■ **Your objective**
Set the listing down again exactly, please, apart from its pictures.

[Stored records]
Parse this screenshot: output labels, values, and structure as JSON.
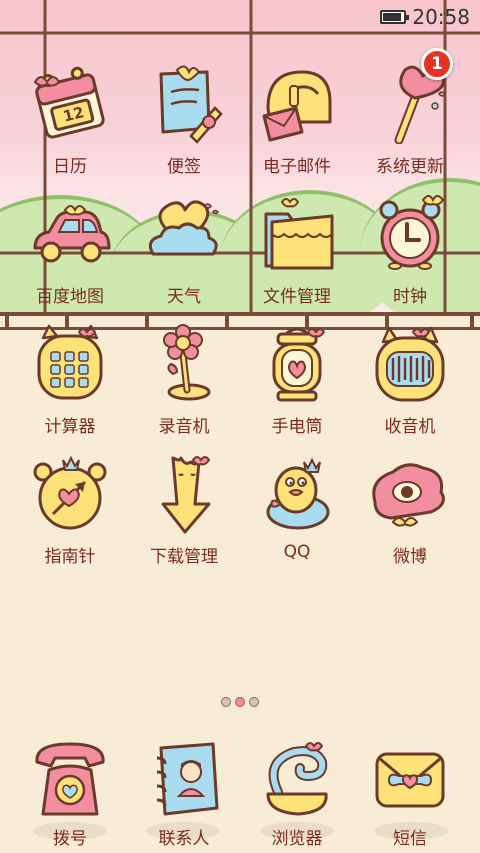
{
  "status_bar": {
    "time": "20:58",
    "battery_level": 0.9,
    "battery_icon": "battery-icon"
  },
  "apps": [
    {
      "id": "calendar",
      "label": "日历",
      "icon": "calendar-icon"
    },
    {
      "id": "notes",
      "label": "便签",
      "icon": "notes-icon"
    },
    {
      "id": "email",
      "label": "电子邮件",
      "icon": "email-icon"
    },
    {
      "id": "system-update",
      "label": "系统更新",
      "icon": "heart-wand-icon",
      "badge": "1"
    },
    {
      "id": "baidu-map",
      "label": "百度地图",
      "icon": "car-icon"
    },
    {
      "id": "weather",
      "label": "天气",
      "icon": "cloud-heart-icon"
    },
    {
      "id": "file-manager",
      "label": "文件管理",
      "icon": "folder-icon"
    },
    {
      "id": "clock",
      "label": "时钟",
      "icon": "alarm-clock-icon"
    },
    {
      "id": "calculator",
      "label": "计算器",
      "icon": "calculator-icon"
    },
    {
      "id": "recorder",
      "label": "录音机",
      "icon": "flower-microphone-icon"
    },
    {
      "id": "flashlight",
      "label": "手电筒",
      "icon": "lantern-icon"
    },
    {
      "id": "radio",
      "label": "收音机",
      "icon": "radio-icon"
    },
    {
      "id": "compass",
      "label": "指南针",
      "icon": "compass-icon"
    },
    {
      "id": "download-manager",
      "label": "下载管理",
      "icon": "download-arrow-icon"
    },
    {
      "id": "qq",
      "label": "QQ",
      "icon": "penguin-icon"
    },
    {
      "id": "weibo",
      "label": "微博",
      "icon": "eye-cloud-icon"
    }
  ],
  "dock": [
    {
      "id": "dialer",
      "label": "拨号",
      "icon": "telephone-icon"
    },
    {
      "id": "contacts",
      "label": "联系人",
      "icon": "contacts-book-icon"
    },
    {
      "id": "browser",
      "label": "浏览器",
      "icon": "globe-swirl-icon"
    },
    {
      "id": "sms",
      "label": "短信",
      "icon": "envelope-icon"
    }
  ],
  "page_indicator": {
    "pages": 3,
    "current": 2
  },
  "colors": {
    "label": "#7b2c1e",
    "frame": "#7b4b3a",
    "badge": "#e53321",
    "background": "#f8ecd7"
  }
}
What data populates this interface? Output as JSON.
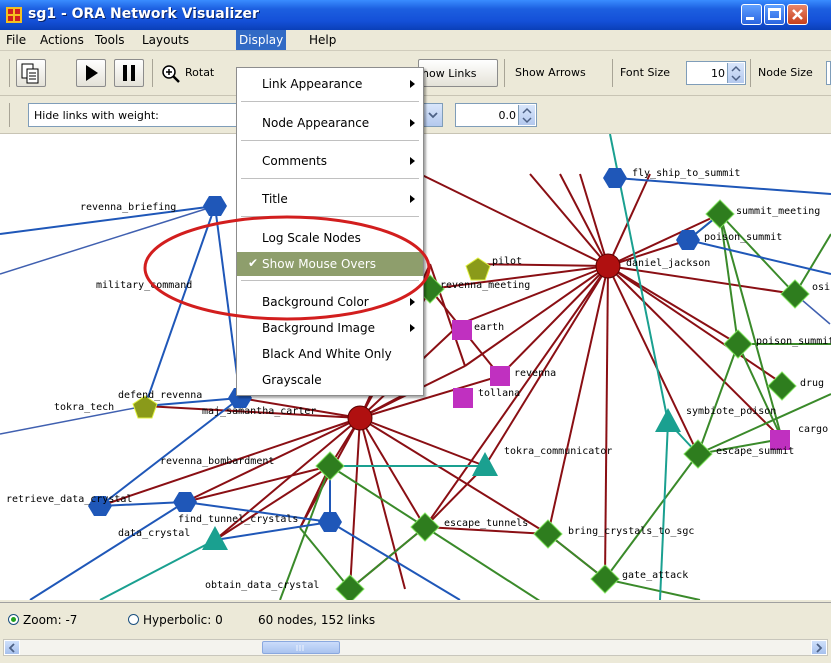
{
  "window": {
    "title": "sg1 - ORA Network Visualizer"
  },
  "menubar": [
    "File",
    "Actions",
    "Tools",
    "Layouts",
    "Display",
    "Help"
  ],
  "toolbar": {
    "rotate_label": "Rotat",
    "show_links_label": "how Links",
    "show_arrows_label": "Show Arrows",
    "font_size_label": "Font Size",
    "font_size_value": "10",
    "node_size_label": "Node Size"
  },
  "filterbar": {
    "hide_links_label": "Hide links with weight:",
    "weight_value": "0.0"
  },
  "display_menu": {
    "items": [
      {
        "label": "Link Appearance",
        "submenu": true
      },
      {
        "label": "Node Appearance",
        "submenu": true
      },
      {
        "label": "Comments",
        "submenu": true
      },
      {
        "label": "Title",
        "submenu": true
      },
      {
        "label": "Log Scale Nodes",
        "submenu": false
      },
      {
        "label": "Show Mouse Overs",
        "submenu": false,
        "checked": true,
        "highlighted": true
      },
      {
        "label": "Background Color",
        "submenu": true
      },
      {
        "label": "Background Image",
        "submenu": true
      },
      {
        "label": "Black And White Only",
        "submenu": false
      },
      {
        "label": "Grayscale",
        "submenu": false
      }
    ]
  },
  "graph": {
    "labels": [
      "revenna_briefing",
      "military_command",
      "tokra_tech",
      "defend_revenna",
      "maj_samantha_carter",
      "revenna_bombardment",
      "retrieve_data_crystal",
      "data_crystal",
      "find_tunnel_crystals",
      "obtain_data_crystal",
      "escape_tunnels",
      "bring_crystals_to_sgc",
      "gate_attack",
      "tokra_communicator",
      "symbiote_poison",
      "escape_summit",
      "cargo",
      "drug",
      "poison_summit",
      "osi",
      "summit_meeting",
      "poison_summit",
      "daniel_jackson",
      "fly_ship_to_summit",
      "pilot",
      "revenna_meeting",
      "earth",
      "revenna",
      "tollana"
    ]
  },
  "statusbar": {
    "zoom_label": "Zoom: -7",
    "hyperbolic_label": "Hyperbolic: 0",
    "counts": "60 nodes, 152 links"
  },
  "colors": {
    "titlebar": "#1450d8",
    "menu_highlight": "#316ac5",
    "item_highlight": "#8e9e6c",
    "annotation": "#d21e1e",
    "agent_node": "#1f57b8",
    "task_node": "#2e7d1e",
    "resource_node": "#c030c0",
    "knowledge_node": "#1aa090",
    "event_node": "#8a9a1a",
    "central_node": "#b01010"
  }
}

■ **Solution for this exercise**
Parse this screenshot: output labels, values, and structure as JSON.
{
  "status_bar": {
    "time": "20:58",
    "battery_level": 0.9,
    "battery_icon": "battery-icon"
  },
  "apps": [
    {
      "id": "calendar",
      "label": "日历",
      "icon": "calendar-icon"
    },
    {
      "id": "notes",
      "label": "便签",
      "icon": "notes-icon"
    },
    {
      "id": "email",
      "label": "电子邮件",
      "icon": "email-icon"
    },
    {
      "id": "system-update",
      "label": "系统更新",
      "icon": "heart-wand-icon",
      "badge": "1"
    },
    {
      "id": "baidu-map",
      "label": "百度地图",
      "icon": "car-icon"
    },
    {
      "id": "weather",
      "label": "天气",
      "icon": "cloud-heart-icon"
    },
    {
      "id": "file-manager",
      "label": "文件管理",
      "icon": "folder-icon"
    },
    {
      "id": "clock",
      "label": "时钟",
      "icon": "alarm-clock-icon"
    },
    {
      "id": "calculator",
      "label": "计算器",
      "icon": "calculator-icon"
    },
    {
      "id": "recorder",
      "label": "录音机",
      "icon": "flower-microphone-icon"
    },
    {
      "id": "flashlight",
      "label": "手电筒",
      "icon": "lantern-icon"
    },
    {
      "id": "radio",
      "label": "收音机",
      "icon": "radio-icon"
    },
    {
      "id": "compass",
      "label": "指南针",
      "icon": "compass-icon"
    },
    {
      "id": "download-manager",
      "label": "下载管理",
      "icon": "download-arrow-icon"
    },
    {
      "id": "qq",
      "label": "QQ",
      "icon": "penguin-icon"
    },
    {
      "id": "weibo",
      "label": "微博",
      "icon": "eye-cloud-icon"
    }
  ],
  "dock": [
    {
      "id": "dialer",
      "label": "拨号",
      "icon": "telephone-icon"
    },
    {
      "id": "contacts",
      "label": "联系人",
      "icon": "contacts-book-icon"
    },
    {
      "id": "browser",
      "label": "浏览器",
      "icon": "globe-swirl-icon"
    },
    {
      "id": "sms",
      "label": "短信",
      "icon": "envelope-icon"
    }
  ],
  "page_indicator": {
    "pages": 3,
    "current": 2
  },
  "colors": {
    "label": "#7b2c1e",
    "frame": "#7b4b3a",
    "badge": "#e53321",
    "background": "#f8ecd7"
  }
}
What data populates this interface? Output as JSON.
{
  "window": {
    "title": "sg1 - ORA Network Visualizer"
  },
  "menubar": [
    "File",
    "Actions",
    "Tools",
    "Layouts",
    "Display",
    "Help"
  ],
  "toolbar": {
    "rotate_label": "Rotat",
    "show_links_label": "how Links",
    "show_arrows_label": "Show Arrows",
    "font_size_label": "Font Size",
    "font_size_value": "10",
    "node_size_label": "Node Size"
  },
  "filterbar": {
    "hide_links_label": "Hide links with weight:",
    "weight_value": "0.0"
  },
  "display_menu": {
    "items": [
      {
        "label": "Link Appearance",
        "submenu": true
      },
      {
        "label": "Node Appearance",
        "submenu": true
      },
      {
        "label": "Comments",
        "submenu": true
      },
      {
        "label": "Title",
        "submenu": true
      },
      {
        "label": "Log Scale Nodes",
        "submenu": false
      },
      {
        "label": "Show Mouse Overs",
        "submenu": false,
        "checked": true,
        "highlighted": true
      },
      {
        "label": "Background Color",
        "submenu": true
      },
      {
        "label": "Background Image",
        "submenu": true
      },
      {
        "label": "Black And White Only",
        "submenu": false
      },
      {
        "label": "Grayscale",
        "submenu": false
      }
    ]
  },
  "graph": {
    "labels": [
      "revenna_briefing",
      "military_command",
      "tokra_tech",
      "defend_revenna",
      "maj_samantha_carter",
      "revenna_bombardment",
      "retrieve_data_crystal",
      "data_crystal",
      "find_tunnel_crystals",
      "obtain_data_crystal",
      "escape_tunnels",
      "bring_crystals_to_sgc",
      "gate_attack",
      "tokra_communicator",
      "symbiote_poison",
      "escape_summit",
      "cargo",
      "drug",
      "poison_summit",
      "osi",
      "summit_meeting",
      "poison_summit",
      "daniel_jackson",
      "fly_ship_to_summit",
      "pilot",
      "revenna_meeting",
      "earth",
      "revenna",
      "tollana"
    ]
  },
  "statusbar": {
    "zoom_label": "Zoom: -7",
    "hyperbolic_label": "Hyperbolic: 0",
    "counts": "60 nodes, 152 links"
  },
  "colors": {
    "titlebar": "#1450d8",
    "menu_highlight": "#316ac5",
    "item_highlight": "#8e9e6c",
    "annotation": "#d21e1e",
    "agent_node": "#1f57b8",
    "task_node": "#2e7d1e",
    "resource_node": "#c030c0",
    "knowledge_node": "#1aa090",
    "event_node": "#8a9a1a",
    "central_node": "#b01010"
  }
}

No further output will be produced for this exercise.